Figure contents as structured data:
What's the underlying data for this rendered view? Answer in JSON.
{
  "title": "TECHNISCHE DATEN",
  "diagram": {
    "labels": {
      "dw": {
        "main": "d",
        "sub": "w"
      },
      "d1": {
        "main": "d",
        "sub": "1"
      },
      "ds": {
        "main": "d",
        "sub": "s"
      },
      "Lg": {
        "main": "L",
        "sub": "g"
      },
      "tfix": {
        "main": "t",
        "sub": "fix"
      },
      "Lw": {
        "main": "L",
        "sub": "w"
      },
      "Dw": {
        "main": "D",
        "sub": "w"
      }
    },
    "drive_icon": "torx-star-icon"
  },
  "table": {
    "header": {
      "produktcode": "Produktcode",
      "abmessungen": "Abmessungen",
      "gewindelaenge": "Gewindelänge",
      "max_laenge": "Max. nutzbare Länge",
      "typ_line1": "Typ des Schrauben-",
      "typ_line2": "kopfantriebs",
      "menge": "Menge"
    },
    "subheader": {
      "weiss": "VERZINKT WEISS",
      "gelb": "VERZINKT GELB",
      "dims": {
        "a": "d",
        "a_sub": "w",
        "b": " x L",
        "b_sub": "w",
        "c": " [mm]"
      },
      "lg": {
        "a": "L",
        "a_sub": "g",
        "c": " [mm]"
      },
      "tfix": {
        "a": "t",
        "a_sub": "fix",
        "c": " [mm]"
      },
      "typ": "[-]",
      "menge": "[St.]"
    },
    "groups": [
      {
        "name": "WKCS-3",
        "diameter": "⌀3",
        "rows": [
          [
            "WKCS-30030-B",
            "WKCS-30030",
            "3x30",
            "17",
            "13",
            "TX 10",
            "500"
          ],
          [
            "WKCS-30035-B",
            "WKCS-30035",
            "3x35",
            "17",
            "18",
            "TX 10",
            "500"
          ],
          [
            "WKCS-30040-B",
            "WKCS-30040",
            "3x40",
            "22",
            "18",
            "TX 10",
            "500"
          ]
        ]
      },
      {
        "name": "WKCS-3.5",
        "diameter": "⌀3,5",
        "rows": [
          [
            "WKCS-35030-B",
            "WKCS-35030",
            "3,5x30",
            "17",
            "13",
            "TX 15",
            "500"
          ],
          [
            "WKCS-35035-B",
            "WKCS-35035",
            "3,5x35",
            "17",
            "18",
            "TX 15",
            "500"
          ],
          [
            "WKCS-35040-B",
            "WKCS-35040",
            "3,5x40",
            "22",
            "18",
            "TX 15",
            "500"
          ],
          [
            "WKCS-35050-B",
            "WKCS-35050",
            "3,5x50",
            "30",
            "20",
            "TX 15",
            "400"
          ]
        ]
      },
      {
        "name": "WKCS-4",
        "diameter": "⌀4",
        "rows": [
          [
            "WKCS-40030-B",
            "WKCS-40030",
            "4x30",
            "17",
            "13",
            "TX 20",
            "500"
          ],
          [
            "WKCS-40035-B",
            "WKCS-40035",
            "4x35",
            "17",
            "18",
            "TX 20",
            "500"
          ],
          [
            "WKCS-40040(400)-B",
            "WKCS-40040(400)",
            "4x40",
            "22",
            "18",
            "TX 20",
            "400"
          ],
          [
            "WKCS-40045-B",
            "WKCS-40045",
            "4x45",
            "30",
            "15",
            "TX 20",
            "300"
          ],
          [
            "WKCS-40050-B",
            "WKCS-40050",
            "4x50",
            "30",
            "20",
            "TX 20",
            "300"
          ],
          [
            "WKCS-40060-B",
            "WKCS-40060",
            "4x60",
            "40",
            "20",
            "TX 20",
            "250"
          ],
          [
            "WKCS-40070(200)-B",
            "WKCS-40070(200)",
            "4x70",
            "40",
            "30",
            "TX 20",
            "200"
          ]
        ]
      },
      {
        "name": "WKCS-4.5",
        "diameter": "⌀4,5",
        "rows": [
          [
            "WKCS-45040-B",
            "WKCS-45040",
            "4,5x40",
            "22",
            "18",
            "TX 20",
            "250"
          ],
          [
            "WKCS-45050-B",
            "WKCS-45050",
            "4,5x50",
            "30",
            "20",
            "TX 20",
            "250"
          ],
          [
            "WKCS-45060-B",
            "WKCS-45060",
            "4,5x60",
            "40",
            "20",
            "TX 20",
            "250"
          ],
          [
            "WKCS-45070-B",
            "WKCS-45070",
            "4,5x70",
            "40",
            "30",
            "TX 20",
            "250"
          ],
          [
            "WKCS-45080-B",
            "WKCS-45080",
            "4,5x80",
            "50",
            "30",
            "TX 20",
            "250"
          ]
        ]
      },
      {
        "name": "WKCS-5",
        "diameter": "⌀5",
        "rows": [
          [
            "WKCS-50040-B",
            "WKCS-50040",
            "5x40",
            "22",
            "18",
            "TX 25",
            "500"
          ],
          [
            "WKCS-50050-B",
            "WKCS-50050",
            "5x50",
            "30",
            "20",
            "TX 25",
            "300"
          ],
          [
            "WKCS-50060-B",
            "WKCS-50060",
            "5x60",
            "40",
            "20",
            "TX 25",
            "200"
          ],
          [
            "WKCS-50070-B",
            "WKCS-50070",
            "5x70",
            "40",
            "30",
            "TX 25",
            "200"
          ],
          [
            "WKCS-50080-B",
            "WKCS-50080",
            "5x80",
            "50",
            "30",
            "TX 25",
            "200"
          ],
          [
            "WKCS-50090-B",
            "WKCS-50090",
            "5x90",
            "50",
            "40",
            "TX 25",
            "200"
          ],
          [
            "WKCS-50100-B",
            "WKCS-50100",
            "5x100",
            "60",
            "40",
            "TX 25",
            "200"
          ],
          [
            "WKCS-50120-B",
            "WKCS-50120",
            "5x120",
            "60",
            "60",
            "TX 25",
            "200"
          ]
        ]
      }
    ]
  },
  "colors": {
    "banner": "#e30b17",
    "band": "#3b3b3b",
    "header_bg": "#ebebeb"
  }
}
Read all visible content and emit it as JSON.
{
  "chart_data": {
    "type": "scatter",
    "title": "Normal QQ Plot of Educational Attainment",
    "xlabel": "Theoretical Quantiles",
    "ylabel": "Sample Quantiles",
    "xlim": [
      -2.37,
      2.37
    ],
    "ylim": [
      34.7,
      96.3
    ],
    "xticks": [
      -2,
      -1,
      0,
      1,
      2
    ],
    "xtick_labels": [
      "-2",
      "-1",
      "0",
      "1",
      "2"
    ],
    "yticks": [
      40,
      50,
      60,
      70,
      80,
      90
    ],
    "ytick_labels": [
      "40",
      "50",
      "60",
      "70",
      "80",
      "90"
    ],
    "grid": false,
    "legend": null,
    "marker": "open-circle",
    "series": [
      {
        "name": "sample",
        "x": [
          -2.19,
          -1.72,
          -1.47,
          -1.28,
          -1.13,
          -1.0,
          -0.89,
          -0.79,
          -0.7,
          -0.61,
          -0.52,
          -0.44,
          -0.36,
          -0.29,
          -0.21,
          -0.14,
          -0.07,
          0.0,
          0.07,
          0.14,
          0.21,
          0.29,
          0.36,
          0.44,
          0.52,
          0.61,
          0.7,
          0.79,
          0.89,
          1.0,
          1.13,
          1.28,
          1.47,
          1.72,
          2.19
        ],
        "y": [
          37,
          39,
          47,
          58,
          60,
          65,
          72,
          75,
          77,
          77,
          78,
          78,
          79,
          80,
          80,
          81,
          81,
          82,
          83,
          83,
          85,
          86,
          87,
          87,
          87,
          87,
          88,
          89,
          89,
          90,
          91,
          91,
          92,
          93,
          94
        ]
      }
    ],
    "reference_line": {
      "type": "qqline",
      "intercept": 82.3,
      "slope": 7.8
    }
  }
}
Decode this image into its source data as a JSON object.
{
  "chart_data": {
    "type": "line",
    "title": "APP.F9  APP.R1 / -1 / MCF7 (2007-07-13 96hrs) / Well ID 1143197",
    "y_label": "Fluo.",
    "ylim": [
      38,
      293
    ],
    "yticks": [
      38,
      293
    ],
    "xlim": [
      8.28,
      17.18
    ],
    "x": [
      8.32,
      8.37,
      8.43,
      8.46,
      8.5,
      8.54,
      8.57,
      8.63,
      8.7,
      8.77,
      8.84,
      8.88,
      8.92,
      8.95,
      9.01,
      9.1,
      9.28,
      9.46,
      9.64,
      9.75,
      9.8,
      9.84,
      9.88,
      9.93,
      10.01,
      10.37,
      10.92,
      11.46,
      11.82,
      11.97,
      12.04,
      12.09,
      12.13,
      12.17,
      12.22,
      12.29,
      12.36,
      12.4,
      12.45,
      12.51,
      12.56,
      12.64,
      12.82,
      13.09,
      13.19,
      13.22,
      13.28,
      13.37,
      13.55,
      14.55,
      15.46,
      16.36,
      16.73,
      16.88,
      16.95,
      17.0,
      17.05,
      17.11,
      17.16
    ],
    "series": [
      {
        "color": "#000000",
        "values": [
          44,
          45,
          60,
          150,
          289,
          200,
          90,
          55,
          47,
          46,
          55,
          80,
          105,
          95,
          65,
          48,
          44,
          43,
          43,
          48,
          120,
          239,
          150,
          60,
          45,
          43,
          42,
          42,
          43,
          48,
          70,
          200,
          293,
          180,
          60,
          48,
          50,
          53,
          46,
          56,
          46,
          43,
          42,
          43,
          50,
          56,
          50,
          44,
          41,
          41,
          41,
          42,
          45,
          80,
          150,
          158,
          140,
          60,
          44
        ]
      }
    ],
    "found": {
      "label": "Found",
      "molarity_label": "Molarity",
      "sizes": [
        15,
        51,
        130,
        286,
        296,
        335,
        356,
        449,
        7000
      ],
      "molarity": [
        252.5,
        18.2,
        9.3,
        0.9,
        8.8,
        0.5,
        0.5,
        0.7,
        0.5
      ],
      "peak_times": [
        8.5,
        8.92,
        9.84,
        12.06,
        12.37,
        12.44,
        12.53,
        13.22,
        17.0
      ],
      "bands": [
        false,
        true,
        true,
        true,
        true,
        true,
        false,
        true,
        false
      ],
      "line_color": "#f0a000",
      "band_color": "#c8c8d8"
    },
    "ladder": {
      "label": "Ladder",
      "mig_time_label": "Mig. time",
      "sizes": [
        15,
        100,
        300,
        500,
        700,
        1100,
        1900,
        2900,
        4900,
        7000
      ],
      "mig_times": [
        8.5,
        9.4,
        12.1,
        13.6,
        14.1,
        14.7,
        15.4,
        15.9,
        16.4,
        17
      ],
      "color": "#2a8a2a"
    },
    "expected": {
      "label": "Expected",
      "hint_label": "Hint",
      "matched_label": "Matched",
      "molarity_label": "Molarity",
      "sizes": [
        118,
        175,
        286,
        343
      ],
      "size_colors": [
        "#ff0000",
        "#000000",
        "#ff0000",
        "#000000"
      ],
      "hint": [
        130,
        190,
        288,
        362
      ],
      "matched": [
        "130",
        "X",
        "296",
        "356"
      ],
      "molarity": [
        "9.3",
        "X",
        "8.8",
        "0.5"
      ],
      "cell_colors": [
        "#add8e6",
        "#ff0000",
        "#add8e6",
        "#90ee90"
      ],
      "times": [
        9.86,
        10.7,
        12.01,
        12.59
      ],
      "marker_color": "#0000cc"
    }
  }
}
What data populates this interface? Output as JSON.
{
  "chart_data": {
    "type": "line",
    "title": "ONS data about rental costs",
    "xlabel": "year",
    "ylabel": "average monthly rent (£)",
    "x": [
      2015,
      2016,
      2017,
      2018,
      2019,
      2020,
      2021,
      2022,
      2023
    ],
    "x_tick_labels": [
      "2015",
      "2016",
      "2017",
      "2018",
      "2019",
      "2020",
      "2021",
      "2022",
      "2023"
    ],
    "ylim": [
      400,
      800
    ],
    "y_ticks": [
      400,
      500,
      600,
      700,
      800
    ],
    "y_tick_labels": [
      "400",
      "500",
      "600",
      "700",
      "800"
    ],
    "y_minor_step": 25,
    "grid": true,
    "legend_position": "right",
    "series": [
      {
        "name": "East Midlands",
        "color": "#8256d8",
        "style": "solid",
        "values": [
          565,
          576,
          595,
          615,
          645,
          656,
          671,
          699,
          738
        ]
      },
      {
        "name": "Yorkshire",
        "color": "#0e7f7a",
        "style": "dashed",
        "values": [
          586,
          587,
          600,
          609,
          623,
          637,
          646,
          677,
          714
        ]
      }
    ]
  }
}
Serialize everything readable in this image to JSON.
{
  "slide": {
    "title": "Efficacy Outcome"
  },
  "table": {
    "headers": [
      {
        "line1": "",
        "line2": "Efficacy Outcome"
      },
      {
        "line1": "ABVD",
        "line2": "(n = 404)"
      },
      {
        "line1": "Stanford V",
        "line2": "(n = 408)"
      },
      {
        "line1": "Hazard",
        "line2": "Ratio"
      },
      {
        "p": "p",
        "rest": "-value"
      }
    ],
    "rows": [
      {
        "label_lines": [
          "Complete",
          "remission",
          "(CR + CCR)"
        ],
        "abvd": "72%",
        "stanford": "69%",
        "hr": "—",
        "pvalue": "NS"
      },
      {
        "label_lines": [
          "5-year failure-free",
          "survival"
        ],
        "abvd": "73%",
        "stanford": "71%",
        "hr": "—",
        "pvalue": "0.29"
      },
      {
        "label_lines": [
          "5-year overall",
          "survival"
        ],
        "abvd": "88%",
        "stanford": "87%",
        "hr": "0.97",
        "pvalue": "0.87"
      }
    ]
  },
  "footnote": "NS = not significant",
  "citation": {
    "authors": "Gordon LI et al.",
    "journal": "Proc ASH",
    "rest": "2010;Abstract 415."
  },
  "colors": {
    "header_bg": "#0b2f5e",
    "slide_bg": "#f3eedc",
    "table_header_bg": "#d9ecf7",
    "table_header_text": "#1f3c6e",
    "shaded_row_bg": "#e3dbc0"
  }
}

■ **TASK TO CARRY OUT**:
For each line above that contains the word "name", copy that line.

■ **ANSWER FOR THE TASK**:
        "name": "WKCS-3",
        "name": "WKCS-3.5",
        "name": "WKCS-4",
        "name": "WKCS-4.5",
        "name": "WKCS-5",
        "name": "sample",
        "name": "East Midlands",
        "name": "Yorkshire",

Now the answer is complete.